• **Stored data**
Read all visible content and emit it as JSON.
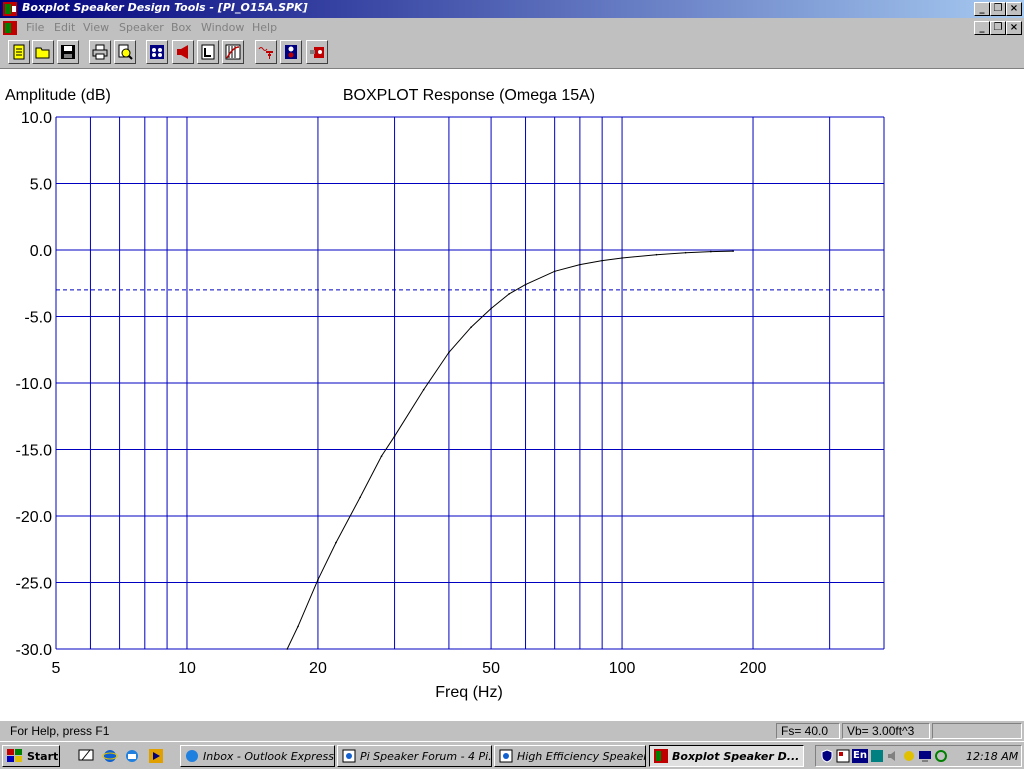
{
  "window": {
    "title": "Boxplot Speaker Design Tools - [PI_O15A.SPK]",
    "controls": [
      "_",
      "▫",
      "×"
    ]
  },
  "menu": {
    "items": [
      {
        "label": "File",
        "name": "menu-file"
      },
      {
        "label": "Edit",
        "name": "menu-edit"
      },
      {
        "label": "View",
        "name": "menu-view"
      },
      {
        "label": "Speaker",
        "name": "menu-speaker"
      },
      {
        "label": "Box",
        "name": "menu-box"
      },
      {
        "label": "Window",
        "name": "menu-window"
      },
      {
        "label": "Help",
        "name": "menu-help"
      }
    ]
  },
  "toolbar": {
    "buttons": [
      "new-icon",
      "open-icon",
      "save-icon",
      "print-icon",
      "print-preview-icon",
      "speaker-params-icon",
      "driver-icon",
      "box-icon",
      "response-graph-icon",
      "filter-icon",
      "enclosure-icon",
      "port-icon"
    ]
  },
  "chart_data": {
    "type": "line",
    "title": "BOXPLOT Response (Omega 15A)",
    "xlabel": "Freq (Hz)",
    "ylabel": "Amplitude (dB)",
    "xscale": "log",
    "xlim": [
      5,
      400
    ],
    "ylim": [
      -30,
      10
    ],
    "xticks": [
      5,
      10,
      20,
      50,
      100,
      200
    ],
    "yticks": [
      "10.0",
      "5.0",
      "0.0",
      "-5.0",
      "-10.0",
      "-15.0",
      "-20.0",
      "-25.0",
      "-30.0"
    ],
    "grid": true,
    "reference_line": {
      "y": -3,
      "style": "dashed"
    },
    "series": [
      {
        "x": [
          17,
          18,
          20,
          22,
          25,
          28,
          30,
          35,
          40,
          45,
          50,
          55,
          60,
          70,
          80,
          90,
          100,
          120,
          140,
          160,
          180
        ],
        "y": [
          -30.0,
          -28.3,
          -24.8,
          -22.0,
          -18.6,
          -15.5,
          -14.0,
          -10.5,
          -7.7,
          -5.8,
          -4.4,
          -3.3,
          -2.6,
          -1.6,
          -1.1,
          -0.8,
          -0.6,
          -0.35,
          -0.2,
          -0.12,
          -0.08
        ]
      }
    ]
  },
  "status": {
    "help": "For Help, press F1",
    "fs": "Fs= 40.0",
    "vb": "Vb=  3.00ft^3",
    "extra": ""
  },
  "taskbar": {
    "start": "Start",
    "tasks": [
      {
        "label": "Inbox - Outlook Express",
        "active": false
      },
      {
        "label": "Pi Speaker Forum - 4 Pi...",
        "active": false
      },
      {
        "label": "High Efficiency Speaker...",
        "active": false
      },
      {
        "label": "Boxplot Speaker D...",
        "active": true
      }
    ],
    "tray_lang": "En",
    "clock": "12:18 AM"
  }
}
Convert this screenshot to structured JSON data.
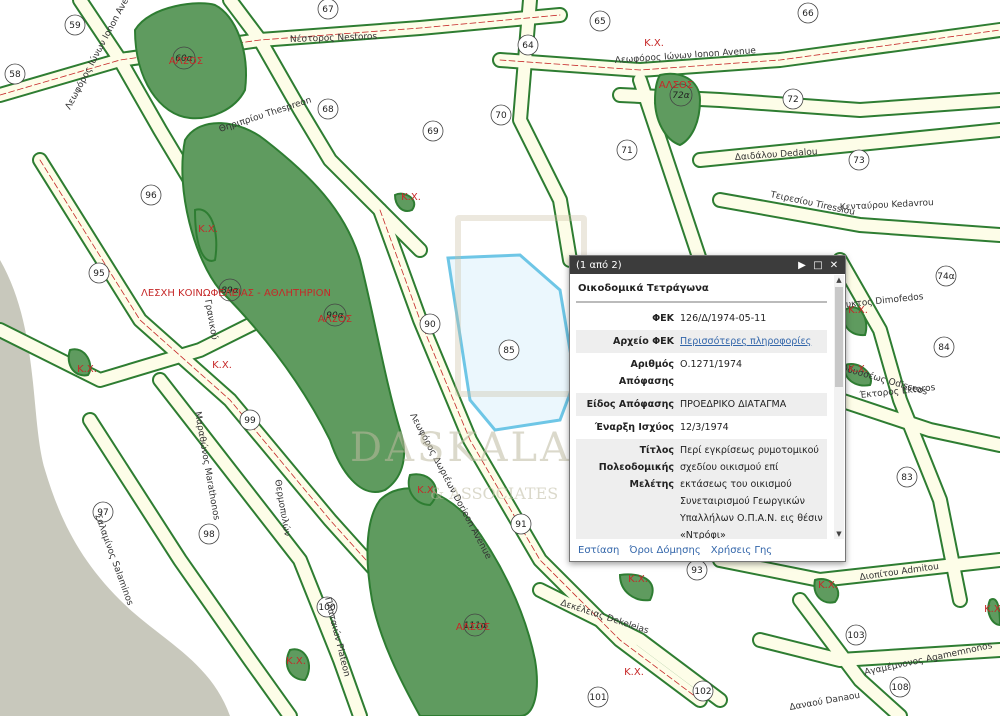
{
  "map": {
    "blocks": [
      "59",
      "67",
      "65",
      "66",
      "58",
      "64",
      "60α",
      "72α",
      "72",
      "68",
      "69",
      "70",
      "71",
      "73",
      "96",
      "95",
      "74α",
      "84",
      "89α",
      "90α",
      "90",
      "85",
      "99",
      "83",
      "97",
      "98",
      "91",
      "93",
      "100",
      "111α",
      "103",
      "101",
      "102",
      "108"
    ],
    "streets": [
      "Λεωφόρος Ιώνων Ionon Avenue",
      "Λεωφόρος Ιώνων Ionon Avenue",
      "Νέστορος Nestoros",
      "Δαιδάλου Dedalou",
      "Κενταύρου Kedavrou",
      "Τειρεσίου Tiressiou",
      "Διομφυκτος Dimofedos",
      "Έκτορος Ektoros",
      "Λεωφόρος Δωριέων Dorieon Avenue",
      "Θηριπρίου Thespreon",
      "Σαλαμίνος Salaminos",
      "Μαραθώνος Marathonos",
      "Πλαταιών Plateon",
      "Θερμοπυλών",
      "Διοπίτου Admitou",
      "Αγαμέμνονος Agamemnonos",
      "Δαναού Danaou",
      "Δεκέλειας Dekeleias",
      "Οδυσσέως Odisseos",
      "Γρανικού"
    ],
    "kx_label": "Κ.Χ.",
    "aleso_label": "ΑΛΣΟΣ",
    "club_label": "ΛΕΣΧΗ ΚΟΙΝΩΦΕΛΕΙΑΣ - ΑΘΛΗΤΗΡΙΟΝ"
  },
  "popup": {
    "count": "(1 από 2)",
    "title": "Οικοδομικά Τετράγωνα",
    "fields": [
      {
        "key": "ΦΕΚ",
        "value": "126/Δ/1974-05-11"
      },
      {
        "key": "Αρχείο ΦΕΚ",
        "value": "Περισσότερες πληροφορίες",
        "link": true
      },
      {
        "key": "Αριθμός Απόφασης",
        "value": "Ο.1271/1974"
      },
      {
        "key": "Είδος Απόφασης",
        "value": "ΠΡΟΕΔΡΙΚΟ ΔΙΑΤΑΓΜΑ"
      },
      {
        "key": "Έναρξη Ισχύος",
        "value": "12/3/1974"
      },
      {
        "key": "Τίτλος Πολεοδομικής Μελέτης",
        "value": "Περί εγκρίσεως ρυμοτομικού σχεδίου οικισμού επί εκτάσεως του οικισμού Συνεταιρισμού Γεωργικών Υπαλλήλων Ο.Π.Α.Ν. εις θέσιν «Ντρόφι»"
      }
    ],
    "footer": [
      "Εστίαση",
      "Όροι Δόμησης",
      "Χρήσεις Γης"
    ]
  },
  "watermark": {
    "line1": "DASKALAKIS",
    "line2": "& ASSOCIATES"
  },
  "colors": {
    "park": "#5f9b5f",
    "road_border": "#2e7d32",
    "road_red": "#c62828",
    "road_fill": "#fdfde8",
    "sea": "#c8c8bc",
    "popup_header": "#3c3c3c",
    "link": "#3366aa"
  }
}
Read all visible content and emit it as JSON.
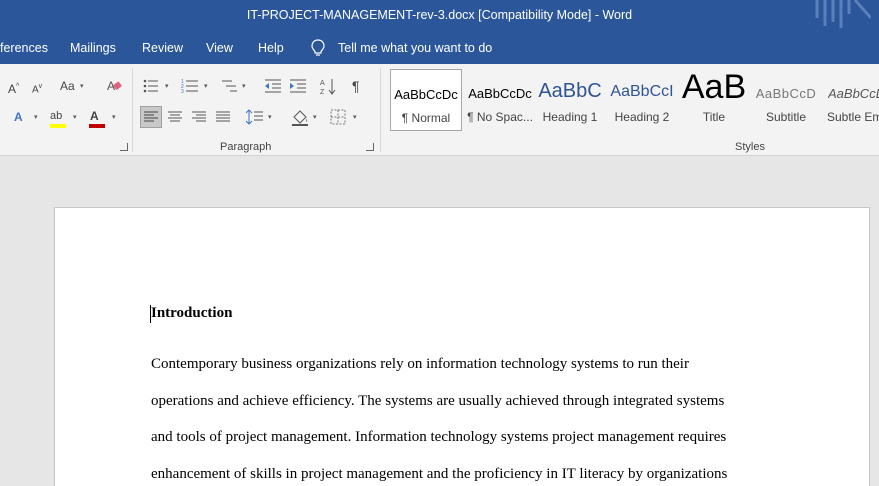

• **WHAT YOU HAVE TO DO**
Reproduce all of the entries word for word, skipping any pictures they hold.

• **TASK RESPONSE**
Read all visible content and emit it as JSON.
{
  "window": {
    "title": "Boxplot Speaker Design Tools - [PI_O15A.SPK]",
    "controls": [
      "_",
      "▫",
      "×"
    ]
  },
  "menu": {
    "items": [
      {
        "label": "File",
        "name": "menu-file"
      },
      {
        "label": "Edit",
        "name": "menu-edit"
      },
      {
        "label": "View",
        "name": "menu-view"
      },
      {
        "label": "Speaker",
        "name": "menu-speaker"
      },
      {
        "label": "Box",
        "name": "menu-box"
      },
      {
        "label": "Window",
        "name": "menu-window"
      },
      {
        "label": "Help",
        "name": "menu-help"
      }
    ]
  },
  "toolbar": {
    "buttons": [
      "new-icon",
      "open-icon",
      "save-icon",
      "print-icon",
      "print-preview-icon",
      "speaker-params-icon",
      "driver-icon",
      "box-icon",
      "response-graph-icon",
      "filter-icon",
      "enclosure-icon",
      "port-icon"
    ]
  },
  "chart_data": {
    "type": "line",
    "title": "BOXPLOT Response (Omega 15A)",
    "xlabel": "Freq (Hz)",
    "ylabel": "Amplitude (dB)",
    "xscale": "log",
    "xlim": [
      5,
      400
    ],
    "ylim": [
      -30,
      10
    ],
    "xticks": [
      5,
      10,
      20,
      50,
      100,
      200
    ],
    "yticks": [
      "10.0",
      "5.0",
      "0.0",
      "-5.0",
      "-10.0",
      "-15.0",
      "-20.0",
      "-25.0",
      "-30.0"
    ],
    "grid": true,
    "reference_line": {
      "y": -3,
      "style": "dashed"
    },
    "series": [
      {
        "x": [
          17,
          18,
          20,
          22,
          25,
          28,
          30,
          35,
          40,
          45,
          50,
          55,
          60,
          70,
          80,
          90,
          100,
          120,
          140,
          160,
          180
        ],
        "y": [
          -30.0,
          -28.3,
          -24.8,
          -22.0,
          -18.6,
          -15.5,
          -14.0,
          -10.5,
          -7.7,
          -5.8,
          -4.4,
          -3.3,
          -2.6,
          -1.6,
          -1.1,
          -0.8,
          -0.6,
          -0.35,
          -0.2,
          -0.12,
          -0.08
        ]
      }
    ]
  },
  "status": {
    "help": "For Help, press F1",
    "fs": "Fs= 40.0",
    "vb": "Vb=  3.00ft^3",
    "extra": ""
  },
  "taskbar": {
    "start": "Start",
    "tasks": [
      {
        "label": "Inbox - Outlook Express",
        "active": false
      },
      {
        "label": "Pi Speaker Forum - 4 Pi...",
        "active": false
      },
      {
        "label": "High Efficiency Speaker...",
        "active": false
      },
      {
        "label": "Boxplot Speaker D...",
        "active": true
      }
    ],
    "tray_lang": "En",
    "clock": "12:18 AM"
  }
}
Convert this screenshot to structured JSON data.
{
  "map": {
    "blocks": [
      "59",
      "67",
      "65",
      "66",
      "58",
      "64",
      "60α",
      "72α",
      "72",
      "68",
      "69",
      "70",
      "71",
      "73",
      "96",
      "95",
      "74α",
      "84",
      "89α",
      "90α",
      "90",
      "85",
      "99",
      "83",
      "97",
      "98",
      "91",
      "93",
      "100",
      "111α",
      "103",
      "101",
      "102",
      "108"
    ],
    "streets": [
      "Λεωφόρος Ιώνων Ionon Avenue",
      "Λεωφόρος Ιώνων Ionon Avenue",
      "Νέστορος Nestoros",
      "Δαιδάλου Dedalou",
      "Κενταύρου Kedavrou",
      "Τειρεσίου Tiressiou",
      "Διομφυκτος Dimofedos",
      "Έκτορος Ektoros",
      "Λεωφόρος Δωριέων Dorieon Avenue",
      "Θηριπρίου Thespreon",
      "Σαλαμίνος Salaminos",
      "Μαραθώνος Marathonos",
      "Πλαταιών Plateon",
      "Θερμοπυλών",
      "Διοπίτου Admitou",
      "Αγαμέμνονος Agamemnonos",
      "Δαναού Danaou",
      "Δεκέλειας Dekeleias",
      "Οδυσσέως Odisseos",
      "Γρανικού"
    ],
    "kx_label": "Κ.Χ.",
    "aleso_label": "ΑΛΣΟΣ",
    "club_label": "ΛΕΣΧΗ ΚΟΙΝΩΦΕΛΕΙΑΣ - ΑΘΛΗΤΗΡΙΟΝ"
  },
  "popup": {
    "count": "(1 από 2)",
    "title": "Οικοδομικά Τετράγωνα",
    "fields": [
      {
        "key": "ΦΕΚ",
        "value": "126/Δ/1974-05-11"
      },
      {
        "key": "Αρχείο ΦΕΚ",
        "value": "Περισσότερες πληροφορίες",
        "link": true
      },
      {
        "key": "Αριθμός Απόφασης",
        "value": "Ο.1271/1974"
      },
      {
        "key": "Είδος Απόφασης",
        "value": "ΠΡΟΕΔΡΙΚΟ ΔΙΑΤΑΓΜΑ"
      },
      {
        "key": "Έναρξη Ισχύος",
        "value": "12/3/1974"
      },
      {
        "key": "Τίτλος Πολεοδομικής Μελέτης",
        "value": "Περί εγκρίσεως ρυμοτομικού σχεδίου οικισμού επί εκτάσεως του οικισμού Συνεταιρισμού Γεωργικών Υπαλλήλων Ο.Π.Α.Ν. εις θέσιν «Ντρόφι»"
      }
    ],
    "footer": [
      "Εστίαση",
      "Όροι Δόμησης",
      "Χρήσεις Γης"
    ]
  },
  "watermark": {
    "line1": "DASKALAKIS",
    "line2": "& ASSOCIATES"
  },
  "colors": {
    "park": "#5f9b5f",
    "road_border": "#2e7d32",
    "road_red": "#c62828",
    "road_fill": "#fdfde8",
    "sea": "#c8c8bc",
    "popup_header": "#3c3c3c",
    "link": "#3366aa"
  }
}
Read all visible content and emit it as JSON.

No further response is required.